Your task:
Select all lines with the string "quang" in them, and copy those lines.

====== Rows

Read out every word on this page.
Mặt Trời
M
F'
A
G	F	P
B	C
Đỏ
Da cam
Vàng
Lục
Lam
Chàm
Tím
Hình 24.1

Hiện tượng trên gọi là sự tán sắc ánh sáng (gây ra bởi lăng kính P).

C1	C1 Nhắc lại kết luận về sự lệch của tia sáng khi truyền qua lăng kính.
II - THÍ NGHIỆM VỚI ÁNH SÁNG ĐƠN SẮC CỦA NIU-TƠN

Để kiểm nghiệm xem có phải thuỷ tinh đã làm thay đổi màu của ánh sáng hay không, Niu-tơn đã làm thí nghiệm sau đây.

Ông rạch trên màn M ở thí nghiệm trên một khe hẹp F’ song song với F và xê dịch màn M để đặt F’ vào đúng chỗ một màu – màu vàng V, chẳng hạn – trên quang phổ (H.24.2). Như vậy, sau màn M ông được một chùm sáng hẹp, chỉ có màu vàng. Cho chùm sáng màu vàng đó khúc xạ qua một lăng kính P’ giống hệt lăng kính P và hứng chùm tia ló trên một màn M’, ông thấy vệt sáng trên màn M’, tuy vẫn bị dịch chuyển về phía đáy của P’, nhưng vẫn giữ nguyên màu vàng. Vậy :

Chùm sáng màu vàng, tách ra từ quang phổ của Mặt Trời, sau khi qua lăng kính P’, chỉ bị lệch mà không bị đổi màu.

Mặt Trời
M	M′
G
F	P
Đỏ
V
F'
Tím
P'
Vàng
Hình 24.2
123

============

Response to this exercise:
Ông rạch trên màn M ở thí nghiệm trên một khe hẹp F’ song song với F và xê dịch màn M để đặt F’ vào đúng chỗ một màu – màu vàng V, chẳng hạn – trên quang phổ (H.24.2). Như vậy, sau màn M ông được một chùm sáng hẹp, chỉ có màu vàng. Cho chùm sáng màu vàng đó khúc xạ qua một lăng kính P’ giống hệt lăng kính P và hứng chùm tia ló trên một màn M’, ông thấy vệt sáng trên màn M’, tuy vẫn bị dịch chuyển về phía đáy của P’, nhưng vẫn giữ nguyên màu vàng. Vậy :
Chùm sáng màu vàng, tách ra từ quang phổ của Mặt Trời, sau khi qua lăng kính P’, chỉ bị lệch mà không bị đổi màu.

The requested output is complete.